** START **

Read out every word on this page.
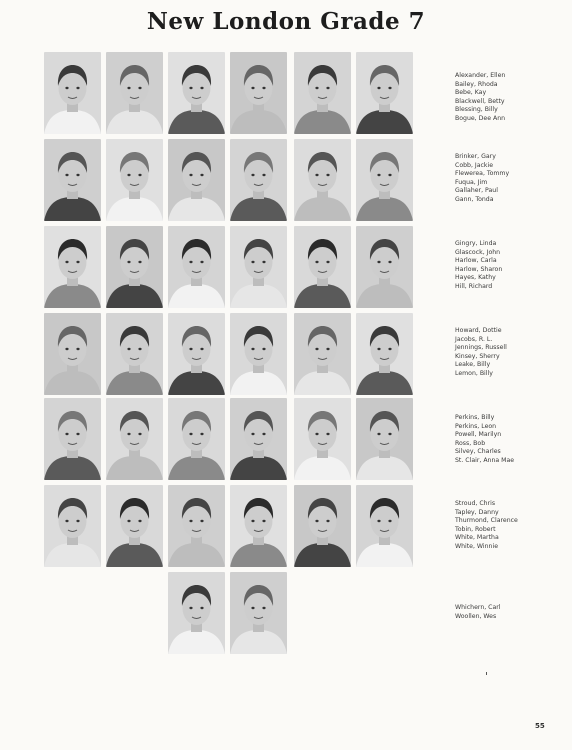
New London Grade 7
Alexander, Ellen
Bailey, Rhoda
Bebe, Kay
Blackwell, Betty
Blessing, Billy
Bogue, Dee Ann
Brinker, Gary
Cobb, Jackie
Flewerea, Tommy
Fuqua, Jim
Gallaher, Paul
Gann, Tonda
Gingry, Linda
Glascock, John
Harlow, Carla
Harlow, Sharon
Hayes, Kathy
Hill, Richard
Howard, Dottie
Jacobs, R. L.
Jennings, Russell
Kinsey, Sherry
Leake, Billy
Lemon, Billy
Perkins, Billy
Perkins, Leon
Powell, Marilyn
Ross, Bob
Silvey, Charles
St. Clair, Anna Mae
Stroud, Chris
Tapley, Danny
Thurmond, Clarence
Tobin, Robert
White, Martha
White, Winnie
Whichern, Carl
Woollen, Wes
55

** END **

_DESCRIPTION OF THE TASK_
Identify all lines where the word "Billy" shows up. Copy them.

_TASK SOLUTION_
Blessing, Billy
Leake, Billy
Lemon, Billy
Perkins, Billy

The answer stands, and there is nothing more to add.